**Brief**. Print out every line, exactly as written.
-- Start of Extracted material --
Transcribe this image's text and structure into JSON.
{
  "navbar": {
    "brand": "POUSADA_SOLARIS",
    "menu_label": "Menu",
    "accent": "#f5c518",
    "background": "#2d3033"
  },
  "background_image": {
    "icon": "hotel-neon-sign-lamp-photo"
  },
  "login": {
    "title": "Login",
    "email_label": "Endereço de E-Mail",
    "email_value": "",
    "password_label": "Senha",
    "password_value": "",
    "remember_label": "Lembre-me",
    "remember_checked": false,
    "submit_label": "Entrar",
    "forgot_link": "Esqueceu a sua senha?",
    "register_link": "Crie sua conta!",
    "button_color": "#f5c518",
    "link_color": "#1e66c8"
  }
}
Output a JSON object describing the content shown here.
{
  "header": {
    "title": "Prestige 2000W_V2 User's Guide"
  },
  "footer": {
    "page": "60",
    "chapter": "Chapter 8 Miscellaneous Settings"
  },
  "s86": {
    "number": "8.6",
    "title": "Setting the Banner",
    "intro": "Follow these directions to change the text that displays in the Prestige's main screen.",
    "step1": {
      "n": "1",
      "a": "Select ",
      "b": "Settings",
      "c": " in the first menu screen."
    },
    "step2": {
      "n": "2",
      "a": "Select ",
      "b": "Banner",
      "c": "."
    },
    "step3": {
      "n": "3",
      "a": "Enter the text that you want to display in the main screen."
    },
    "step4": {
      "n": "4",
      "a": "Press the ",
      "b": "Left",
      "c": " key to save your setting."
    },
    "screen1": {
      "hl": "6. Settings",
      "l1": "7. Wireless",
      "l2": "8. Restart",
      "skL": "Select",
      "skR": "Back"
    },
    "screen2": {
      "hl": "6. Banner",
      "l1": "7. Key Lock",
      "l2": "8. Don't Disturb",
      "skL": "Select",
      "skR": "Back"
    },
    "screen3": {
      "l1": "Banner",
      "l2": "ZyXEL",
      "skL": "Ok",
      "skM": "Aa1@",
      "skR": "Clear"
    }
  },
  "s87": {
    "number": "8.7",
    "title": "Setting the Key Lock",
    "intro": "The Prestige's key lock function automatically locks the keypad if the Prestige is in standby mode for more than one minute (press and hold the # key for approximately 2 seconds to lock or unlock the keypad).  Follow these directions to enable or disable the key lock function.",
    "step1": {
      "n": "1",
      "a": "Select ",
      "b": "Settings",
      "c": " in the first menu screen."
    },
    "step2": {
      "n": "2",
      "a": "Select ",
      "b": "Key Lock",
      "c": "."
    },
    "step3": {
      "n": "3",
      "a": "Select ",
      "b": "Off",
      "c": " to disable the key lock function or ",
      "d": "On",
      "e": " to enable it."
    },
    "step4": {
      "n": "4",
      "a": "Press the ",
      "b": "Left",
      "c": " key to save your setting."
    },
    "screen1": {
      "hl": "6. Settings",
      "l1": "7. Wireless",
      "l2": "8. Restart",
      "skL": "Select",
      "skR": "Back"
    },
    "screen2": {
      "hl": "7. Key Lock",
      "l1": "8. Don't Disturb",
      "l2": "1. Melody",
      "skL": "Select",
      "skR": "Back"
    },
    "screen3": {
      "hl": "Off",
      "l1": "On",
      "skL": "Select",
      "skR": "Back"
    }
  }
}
-- End of Extracted material --
**Task output**.
Transcribe this image's text and structure into JSON.
{
  "navbar": {
    "brand": "POUSADA_SOLARIS",
    "menu_label": "Menu",
    "accent": "#f5c518",
    "background": "#2d3033"
  },
  "background_image": {
    "icon": "hotel-neon-sign-lamp-photo"
  },
  "login": {
    "title": "Login",
    "email_label": "Endereço de E-Mail",
    "email_value": "",
    "password_label": "Senha",
    "password_value": "",
    "remember_label": "Lembre-me",
    "remember_checked": false,
    "submit_label": "Entrar",
    "forgot_link": "Esqueceu a sua senha?",
    "register_link": "Crie sua conta!",
    "button_color": "#f5c518",
    "link_color": "#1e66c8"
  }
}
Output a JSON object describing the content shown here.
{
  "header": {
    "title": "Prestige 2000W_V2 User's Guide"
  },
  "footer": {
    "page": "60",
    "chapter": "Chapter 8 Miscellaneous Settings"
  },
  "s86": {
    "number": "8.6",
    "title": "Setting the Banner",
    "intro": "Follow these directions to change the text that displays in the Prestige's main screen.",
    "step1": {
      "n": "1",
      "a": "Select ",
      "b": "Settings",
      "c": " in the first menu screen."
    },
    "step2": {
      "n": "2",
      "a": "Select ",
      "b": "Banner",
      "c": "."
    },
    "step3": {
      "n": "3",
      "a": "Enter the text that you want to display in the main screen."
    },
    "step4": {
      "n": "4",
      "a": "Press the ",
      "b": "Left",
      "c": " key to save your setting."
    },
    "screen1": {
      "hl": "6. Settings",
      "l1": "7. Wireless",
      "l2": "8. Restart",
      "skL": "Select",
      "skR": "Back"
    },
    "screen2": {
      "hl": "6. Banner",
      "l1": "7. Key Lock",
      "l2": "8. Don't Disturb",
      "skL": "Select",
      "skR": "Back"
    },
    "screen3": {
      "l1": "Banner",
      "l2": "ZyXEL",
      "skL": "Ok",
      "skM": "Aa1@",
      "skR": "Clear"
    }
  },
  "s87": {
    "number": "8.7",
    "title": "Setting the Key Lock",
    "intro": "The Prestige's key lock function automatically locks the keypad if the Prestige is in standby mode for more than one minute (press and hold the # key for approximately 2 seconds to lock or unlock the keypad).  Follow these directions to enable or disable the key lock function.",
    "step1": {
      "n": "1",
      "a": "Select ",
      "b": "Settings",
      "c": " in the first menu screen."
    },
    "step2": {
      "n": "2",
      "a": "Select ",
      "b": "Key Lock",
      "c": "."
    },
    "step3": {
      "n": "3",
      "a": "Select ",
      "b": "Off",
      "c": " to disable the key lock function or ",
      "d": "On",
      "e": " to enable it."
    },
    "step4": {
      "n": "4",
      "a": "Press the ",
      "b": "Left",
      "c": " key to save your setting."
    },
    "screen1": {
      "hl": "6. Settings",
      "l1": "7. Wireless",
      "l2": "8. Restart",
      "skL": "Select",
      "skR": "Back"
    },
    "screen2": {
      "hl": "7. Key Lock",
      "l1": "8. Don't Disturb",
      "l2": "1. Melody",
      "skL": "Select",
      "skR": "Back"
    },
    "screen3": {
      "hl": "Off",
      "l1": "On",
      "skL": "Select",
      "skR": "Back"
    }
  }
}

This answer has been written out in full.